- [Given request]
Rewrite every line of the entries below, replacing "visibility-eye-icon" with "visibility-toggle" and keeping everything else the same. Leave the pictures out of your answer.
— begin —
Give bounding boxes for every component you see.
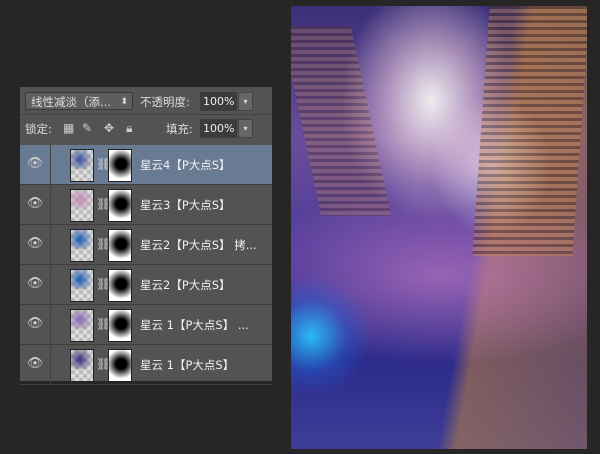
blend-row: 线性减淡（添... ⬍ 不透明度: 100% ▾	[20, 89, 272, 115]
opacity-input[interactable]: 100%	[200, 92, 237, 111]
layer-row[interactable]: 👁︎ ⛓︎ 星云 1【P大点S】	[20, 345, 272, 385]
visibility-eye-icon[interactable]: 👁︎	[20, 265, 51, 304]
blend-mode-value: 线性减淡（添...	[31, 95, 111, 109]
layer-mask-thumbnail[interactable]	[108, 309, 132, 342]
fill-input[interactable]: 100%	[200, 119, 237, 138]
layer-name: 星云2【P大点S】	[140, 278, 231, 292]
layer-mask-thumbnail[interactable]	[108, 269, 132, 302]
layer-name: 星云2【P大点S】 拷...	[140, 238, 257, 252]
layer-thumbnail	[70, 269, 94, 302]
layer-mask-thumbnail[interactable]	[108, 349, 132, 382]
lock-all-icon[interactable]: 🔒︎	[126, 121, 132, 136]
building-left	[291, 26, 392, 216]
layers-panel: 线性减淡（添... ⬍ 不透明度: 100% ▾ 锁定: ▦ ✎ ✥ 🔒︎ 填充:…	[20, 87, 272, 385]
layer-name: 星云4【P大点S】	[140, 158, 231, 172]
lock-transparency-icon[interactable]: ▦	[63, 121, 74, 135]
fill-label: 填充:	[166, 122, 193, 136]
divider	[20, 114, 272, 115]
visibility-eye-icon[interactable]: 👁︎	[20, 345, 51, 384]
blend-mode-select[interactable]: 线性减淡（添... ⬍	[25, 92, 133, 110]
layer-mask-thumbnail[interactable]	[108, 229, 132, 262]
visibility-eye-icon[interactable]: 👁︎	[20, 145, 51, 184]
layer-thumbnail	[70, 309, 94, 342]
updown-icon: ⬍	[120, 97, 128, 107]
layer-name: 星云 1【P大点S】	[140, 358, 235, 372]
visibility-eye-icon[interactable]: 👁︎	[20, 305, 51, 344]
lock-label: 锁定:	[25, 122, 52, 136]
lock-paint-brush-icon[interactable]: ✎	[82, 121, 92, 135]
layer-thumbnail	[70, 229, 94, 262]
layer-row[interactable]: 👁︎ ⛓︎ 星云3【P大点S】	[20, 185, 272, 225]
fill-dropdown-button[interactable]: ▾	[238, 119, 253, 138]
layer-name: 星云3【P大点S】	[140, 198, 231, 212]
layer-mask-thumbnail[interactable]	[108, 189, 132, 222]
layer-mask-thumbnail[interactable]	[108, 149, 132, 182]
visibility-eye-icon[interactable]: 👁︎	[20, 185, 51, 224]
lock-move-icon[interactable]: ✥	[104, 121, 114, 135]
layer-row[interactable]: 👁︎ ⛓︎ 星云2【P大点S】 拷...	[20, 225, 272, 265]
layer-name: 星云 1【P大点S】 ...	[140, 318, 249, 332]
visibility-eye-icon[interactable]: 👁︎	[20, 225, 51, 264]
opacity-label: 不透明度:	[140, 95, 190, 109]
opacity-dropdown-button[interactable]: ▾	[238, 92, 253, 111]
layer-thumbnail	[70, 189, 94, 222]
layer-thumbnail	[70, 349, 94, 382]
layer-row[interactable]: 👁︎ ⛓︎ 星云4【P大点S】	[20, 145, 272, 185]
building-right	[472, 6, 587, 256]
canvas-image	[291, 6, 587, 449]
layer-thumbnail	[70, 149, 94, 182]
lock-row: 锁定: ▦ ✎ ✥ 🔒︎ 填充: 100% ▾	[20, 116, 272, 142]
layer-row[interactable]: 👁︎ ⛓︎ 星云2【P大点S】	[20, 265, 272, 305]
layer-row[interactable]: 👁︎ ⛓︎ 星云 1【P大点S】 ...	[20, 305, 272, 345]
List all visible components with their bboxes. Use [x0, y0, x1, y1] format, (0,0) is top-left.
— end —
- [The output]
Give bounding boxes for every component you see.
blend-row: 线性减淡（添... ⬍ 不透明度: 100% ▾	[20, 89, 272, 115]
opacity-input[interactable]: 100%	[200, 92, 237, 111]
layer-row[interactable]: 👁︎ ⛓︎ 星云 1【P大点S】	[20, 345, 272, 385]
visibility-toggle[interactable]: 👁︎	[20, 265, 51, 304]
blend-mode-value: 线性减淡（添...	[31, 95, 111, 109]
layer-mask-thumbnail[interactable]	[108, 309, 132, 342]
fill-input[interactable]: 100%	[200, 119, 237, 138]
layer-name: 星云2【P大点S】	[140, 278, 231, 292]
layer-mask-thumbnail[interactable]	[108, 269, 132, 302]
layer-name: 星云2【P大点S】 拷...	[140, 238, 257, 252]
layer-thumbnail	[70, 269, 94, 302]
layer-mask-thumbnail[interactable]	[108, 349, 132, 382]
lock-all-icon[interactable]: 🔒︎	[126, 121, 132, 136]
building-left	[291, 26, 392, 216]
layers-panel: 线性减淡（添... ⬍ 不透明度: 100% ▾ 锁定: ▦ ✎ ✥ 🔒︎ 填充:…	[20, 87, 272, 385]
layer-name: 星云4【P大点S】	[140, 158, 231, 172]
lock-transparency-icon[interactable]: ▦	[63, 121, 74, 135]
fill-label: 填充:	[166, 122, 193, 136]
divider	[20, 114, 272, 115]
visibility-toggle[interactable]: 👁︎	[20, 345, 51, 384]
blend-mode-select[interactable]: 线性减淡（添... ⬍	[25, 92, 133, 110]
layer-mask-thumbnail[interactable]	[108, 229, 132, 262]
visibility-toggle[interactable]: 👁︎	[20, 145, 51, 184]
layer-thumbnail	[70, 309, 94, 342]
updown-icon: ⬍	[120, 97, 128, 107]
layer-name: 星云 1【P大点S】	[140, 358, 235, 372]
visibility-toggle[interactable]: 👁︎	[20, 305, 51, 344]
lock-label: 锁定:	[25, 122, 52, 136]
lock-paint-brush-icon[interactable]: ✎	[82, 121, 92, 135]
layer-thumbnail	[70, 229, 94, 262]
layer-row[interactable]: 👁︎ ⛓︎ 星云3【P大点S】	[20, 185, 272, 225]
fill-dropdown-button[interactable]: ▾	[238, 119, 253, 138]
layer-name: 星云3【P大点S】	[140, 198, 231, 212]
layer-mask-thumbnail[interactable]	[108, 189, 132, 222]
layer-mask-thumbnail[interactable]	[108, 149, 132, 182]
visibility-toggle[interactable]: 👁︎	[20, 185, 51, 224]
lock-move-icon[interactable]: ✥	[104, 121, 114, 135]
layer-row[interactable]: 👁︎ ⛓︎ 星云2【P大点S】 拷...	[20, 225, 272, 265]
layer-name: 星云 1【P大点S】 ...	[140, 318, 249, 332]
visibility-toggle[interactable]: 👁︎	[20, 225, 51, 264]
opacity-label: 不透明度:	[140, 95, 190, 109]
opacity-dropdown-button[interactable]: ▾	[238, 92, 253, 111]
layer-thumbnail	[70, 189, 94, 222]
layer-thumbnail	[70, 349, 94, 382]
layer-row[interactable]: 👁︎ ⛓︎ 星云4【P大点S】	[20, 145, 272, 185]
building-right	[472, 6, 587, 256]
canvas-image	[291, 6, 587, 449]
layer-thumbnail	[70, 149, 94, 182]
lock-row: 锁定: ▦ ✎ ✥ 🔒︎ 填充: 100% ▾	[20, 116, 272, 142]
layer-row[interactable]: 👁︎ ⛓︎ 星云2【P大点S】	[20, 265, 272, 305]
layer-row[interactable]: 👁︎ ⛓︎ 星云 1【P大点S】 ...	[20, 305, 272, 345]
List all visible components with their bboxes. Use [x0, y0, x1, y1] format, (0,0) is top-left.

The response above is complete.